## TASK PROMPT:
Say how many lines in the records include the string "XX大党章修正案学习问答", adding no other words.

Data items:

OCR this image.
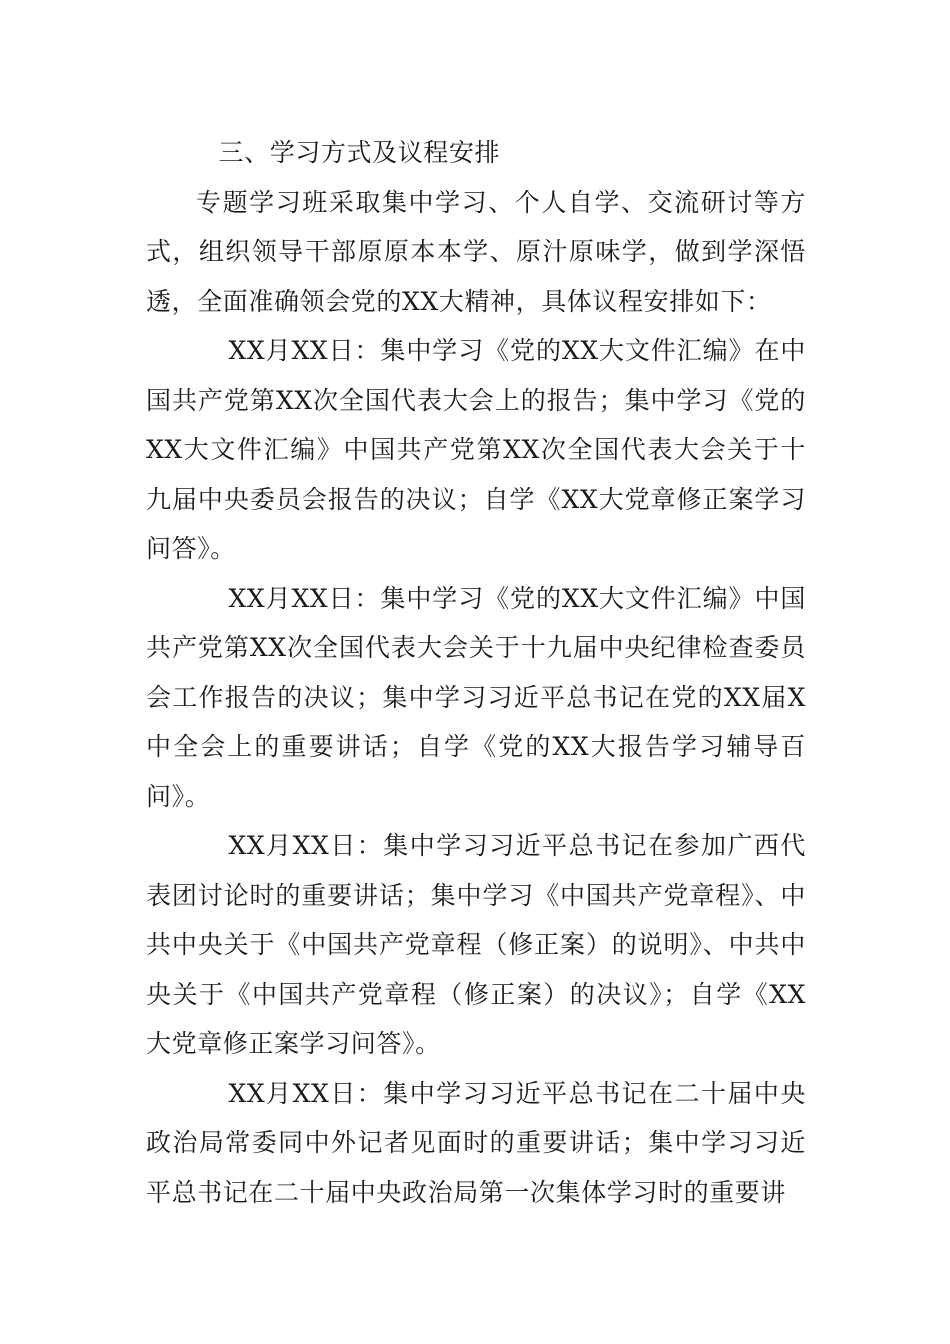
三、学习方式及议程安排

专题学习班采取集中学习、个人自学、交流研讨等方式，组织领导干部原原本本学、原汁原味学，做到学深悟透，全面准确领会党的XX大精神，具体议程安排如下：

XX月XX日：集中学习《党的XX大文件汇编》在中国共产党第XX次全国代表大会上的报告；集中学习《党的XX大文件汇编》中国共产党第XX次全国代表大会关于十九届中央委员会报告的决议；自学《XX大党章修正案学习问答》。

XX月XX日：集中学习《党的XX大文件汇编》中国共产党第XX次全国代表大会关于十九届中央纪律检查委员会工作报告的决议；集中学习习近平总书记在党的XX届X中全会上的重要讲话；自学《党的XX大报告学习辅导百问》。

XX月XX日：集中学习习近平总书记在参加广西代表团讨论时的重要讲话；集中学习《中国共产党章程》、中共中央关于《中国共产党章程（修正案）的说明》、中共中央关于《中国共产党章程（修正案）的决议》；自学《XX大党章修正案学习问答》。

XX月XX日：集中学习习近平总书记在二十届中央政治局常委同中外记者见面时的重要讲话；集中学习习近平总书记在二十届中央政治局第一次集体学习时的重要讲
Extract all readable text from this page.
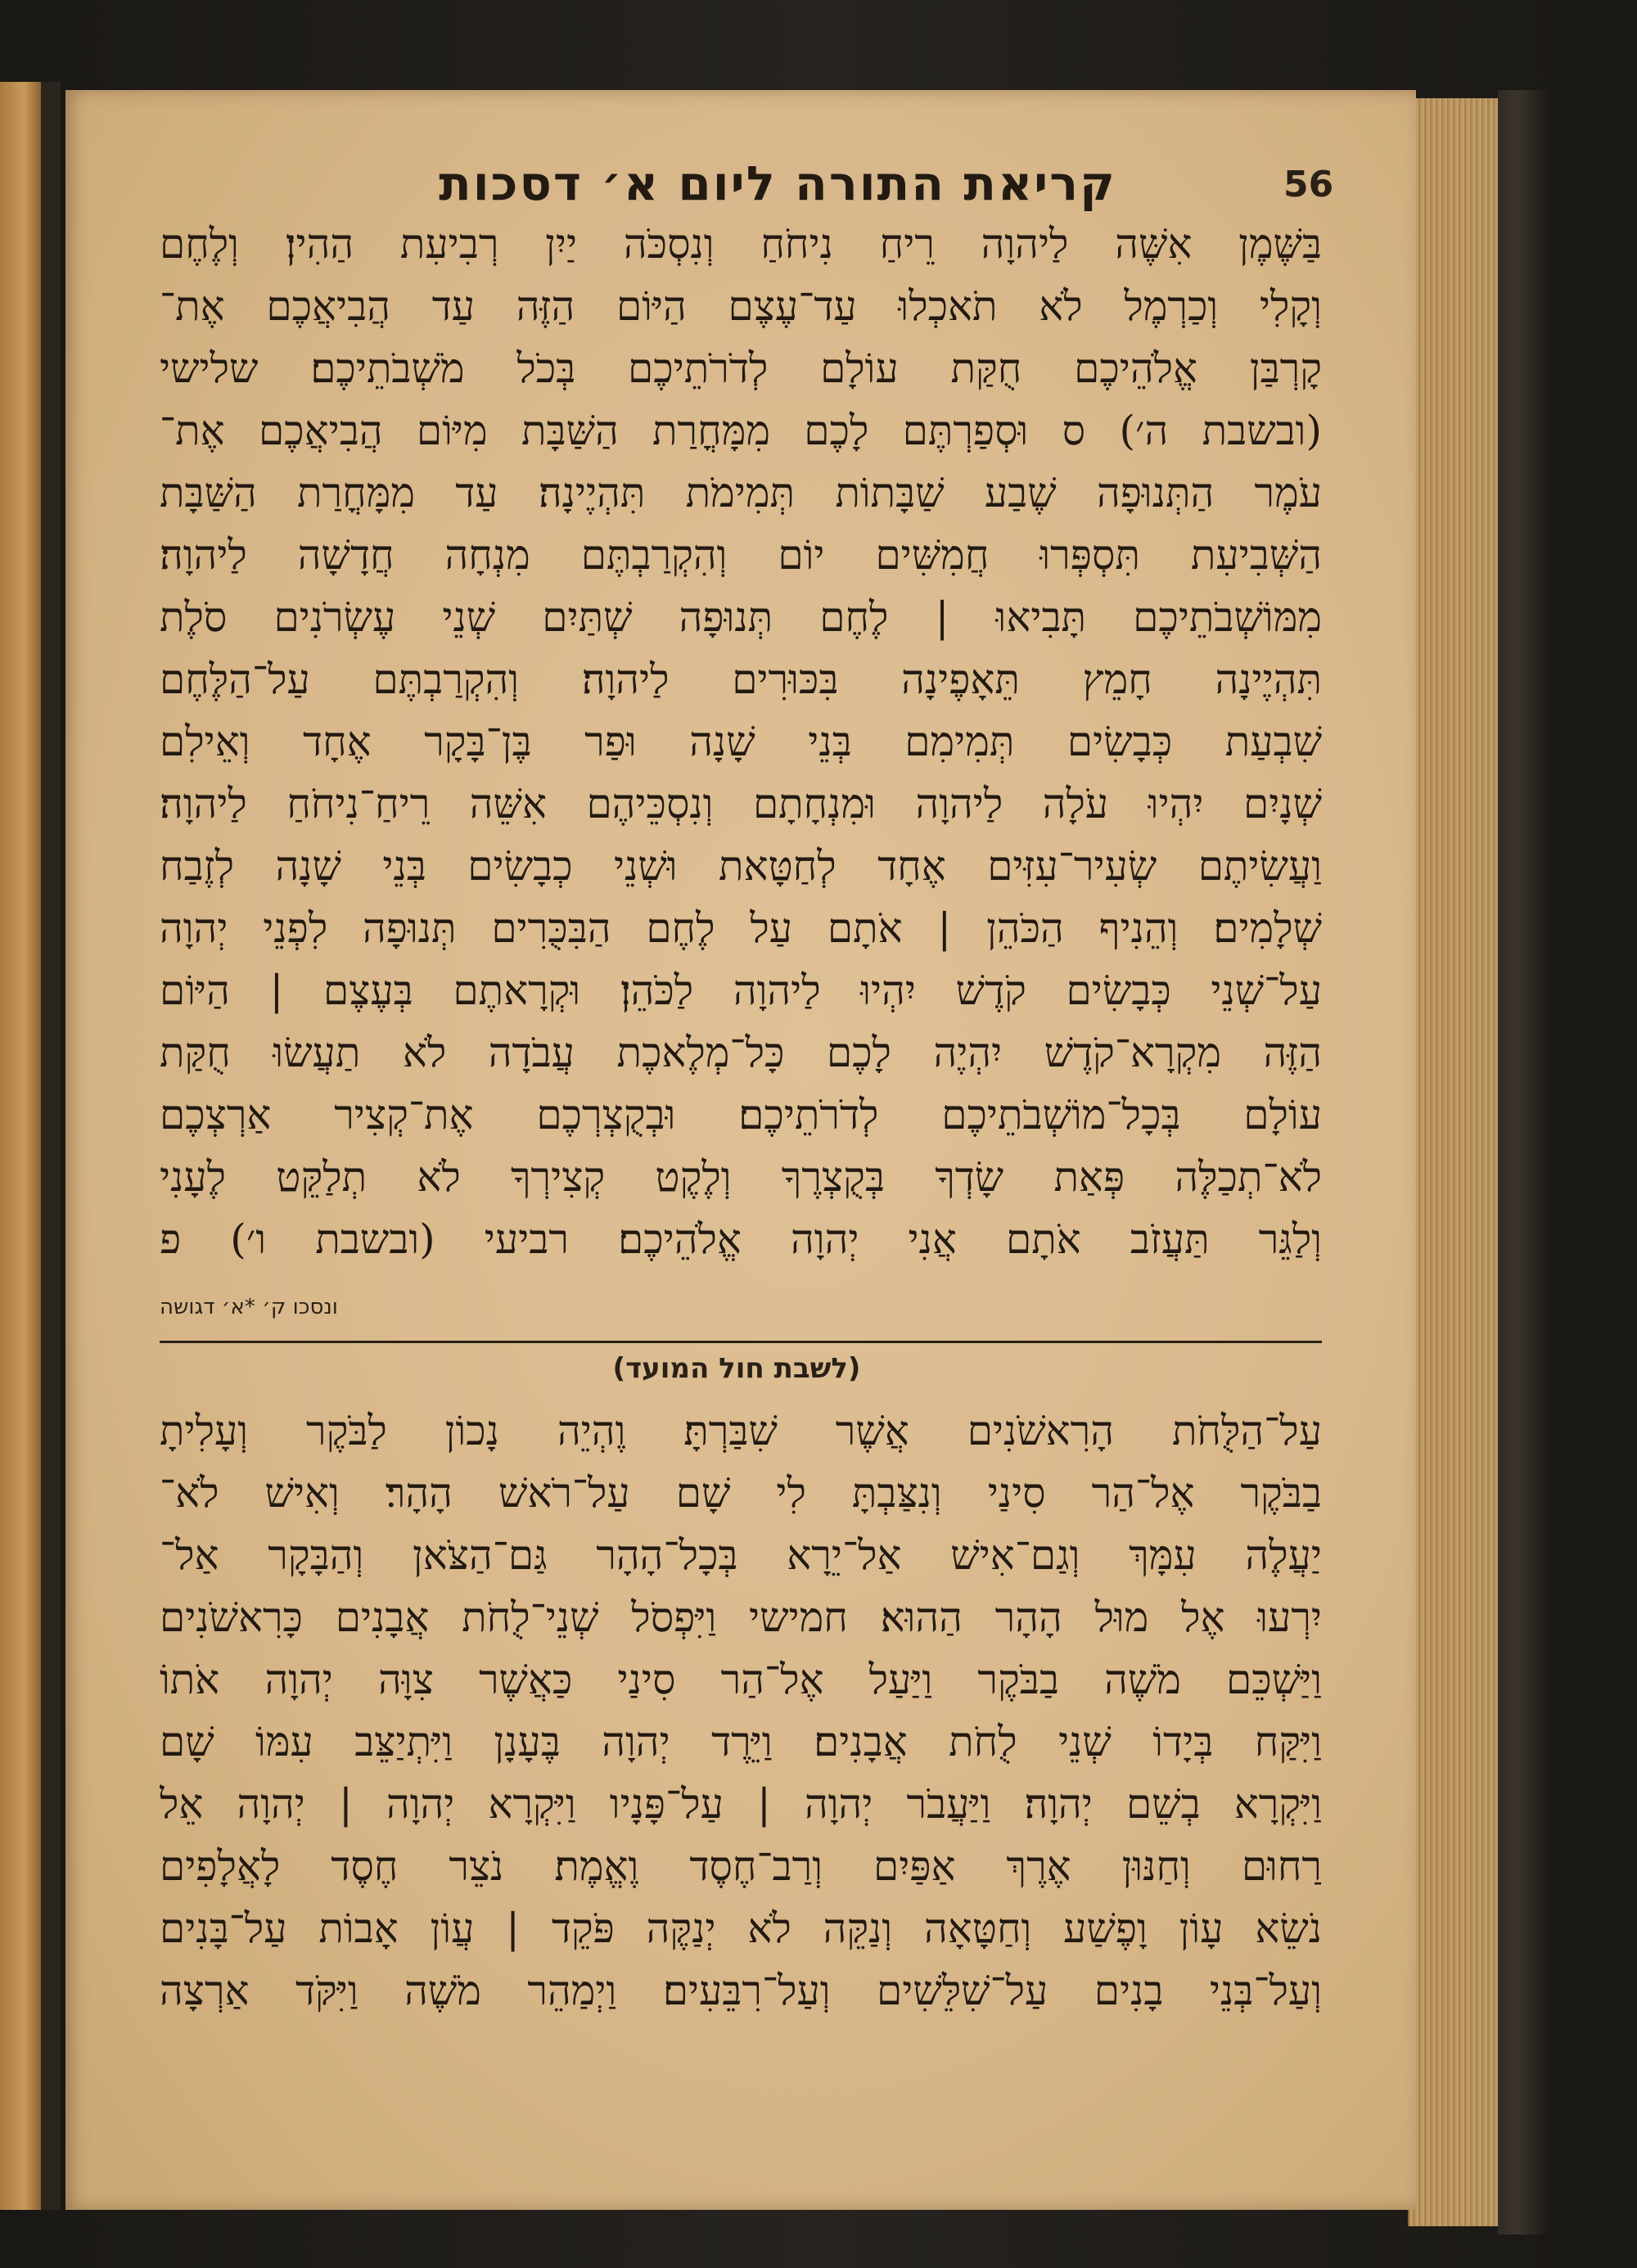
56
קריאת התורה ליום א׳ דסכות
בַּשֶּׁמֶן אִשֶּׁה לַיהוָה רֵיחַ נִיחֹחַ וְנִסְכֹּה יַיִן רְבִיעִת הַהִין׃ וְלֶחֶם
וְקָלִי וְכַרְמֶל לֹא תֹאכְלוּ עַד־עֶצֶם הַיּוֹם הַזֶּה עַד הֲבִיאֲכֶם אֶת־
קָרְבַּן אֱלֹהֵיכֶם חֻקַּת עוֹלָם לְדֹרֹתֵיכֶם בְּכֹל מֹשְׁבֹתֵיכֶם׃ שלישי
(ובשבת ה׳) ס וּסְפַרְתֶּם לָכֶם מִמָּחֳרַת הַשַּׁבָּת מִיּוֹם הֲבִיאֲכֶם אֶת־
עֹמֶר הַתְּנוּפָה שֶׁבַע שַׁבָּתוֹת תְּמִימֹת תִּהְיֶינָה׃ עַד מִמָּחֳרַת הַשַּׁבָּת
הַשְּׁבִיעִת תִּסְפְּרוּ חֲמִשִּׁים יוֹם וְהִקְרַבְתֶּם מִנְחָה חֲדָשָׁה לַיהוָה׃
מִמּוֹשְׁבֹתֵיכֶם תָּבִיאוּ | לֶחֶם תְּנוּפָה שְׁתַּיִם שְׁנֵי עֶשְׂרֹנִים סֹלֶת
תִּהְיֶינָה חָמֵץ תֵּאָפֶינָה בִּכּוּרִים לַיהוָה׃ וְהִקְרַבְתֶּם עַל־הַלֶּחֶם
שִׁבְעַת כְּבָשִׂים תְּמִימִם בְּנֵי שָׁנָה וּפַר בֶּן־בָּקָר אֶחָד וְאֵילִם
שְׁנָיִם יִהְיוּ עֹלָה לַיהוָה וּמִנְחָתָם וְנִסְכֵּיהֶם אִשֵּׁה רֵיחַ־נִיחֹחַ לַיהוָה׃
וַעֲשִׂיתֶם שְׂעִיר־עִזִּים אֶחָד לְחַטָּאת וּשְׁנֵי כְבָשִׂים בְּנֵי שָׁנָה לְזֶבַח
שְׁלָמִים׃ וְהֵנִיף הַכֹּהֵן | אֹתָם עַל לֶחֶם הַבִּכֻּרִים תְּנוּפָה לִפְנֵי יְהוָה
עַל־שְׁנֵי כְּבָשִׂים קֹדֶשׁ יִהְיוּ לַיהוָה לַכֹּהֵן׃ וּקְרָאתֶם בְּעֶצֶם | הַיּוֹם
הַזֶּה מִקְרָא־קֹדֶשׁ יִהְיֶה לָכֶם כָּל־מְלֶאכֶת עֲבֹדָה לֹא תַעֲשׂוּ חֻקַּת
עוֹלָם בְּכָל־מוֹשְׁבֹתֵיכֶם לְדֹרֹתֵיכֶם׃ וּבְקֻצְרְכֶם אֶת־קְצִיר אַרְצְכֶם
לֹא־תְכַלֶּה פְּאַת שָׂדְךָ בְּקֻצְרֶךָ וְלֶקֶט קְצִירְךָ לֹא תְלַקֵּט לֶעָנִי
וְלַגֵּר תַּעֲזֹב אֹתָם אֲנִי יְהוָה אֱלֹהֵיכֶם׃ רביעי (ובשבת ו׳) פ
ונסכו ק׳ *א׳ דגושה
(לשבת חול המועד)
עַל־הַלֻּחֹת הָרִאשֹׁנִים אֲשֶׁר שִׁבַּרְתָּ׃ וֶהְיֵה נָכוֹן לַבֹּקֶר וְעָלִיתָ
בַבֹּקֶר אֶל־הַר סִינַי וְנִצַּבְתָּ לִי שָׁם עַל־רֹאשׁ הָהָר׃ וְאִישׁ לֹא־
יַעֲלֶה עִמָּךְ וְגַם־אִישׁ אַל־יֵרָא בְּכָל־הָהָר גַּם־הַצֹּאן וְהַבָּקָר אַל־
יִרְעוּ אֶל מוּל הָהָר הַהוּא׃ חמישי וַיִּפְסֹל שְׁנֵי־לֻחֹת אֲבָנִים כָּרִאשֹׁנִים
וַיַּשְׁכֵּם מֹשֶׁה בַבֹּקֶר וַיַּעַל אֶל־הַר סִינַי כַּאֲשֶׁר צִוָּה יְהוָה אֹתוֹ
וַיִּקַּח בְּיָדוֹ שְׁנֵי לֻחֹת אֲבָנִים׃ וַיֵּרֶד יְהוָה בֶּעָנָן וַיִּתְיַצֵּב עִמּוֹ שָׁם
וַיִּקְרָא בְשֵׁם יְהוָה׃ וַיַּעֲבֹר יְהוָה | עַל־פָּנָיו וַיִּקְרָא יְהוָה | יְהוָה אֵל
רַחוּם וְחַנּוּן אֶרֶךְ אַפַּיִם וְרַב־חֶסֶד וֶאֱמֶת׃ נֹצֵר חֶסֶד לָאֲלָפִים
נֹשֵׂא עָוֹן וָפֶשַׁע וְחַטָּאָה וְנַקֵּה לֹא יְנַקֶּה פֹּקֵד | עֲוֹן אָבוֹת עַל־בָּנִים
וְעַל־בְּנֵי בָנִים עַל־שִׁלֵּשִׁים וְעַל־רִבֵּעִים׃ וַיְמַהֵר מֹשֶׁה וַיִּקֹּד אַרְצָה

## OUTPUT FOR THIS TASK:
2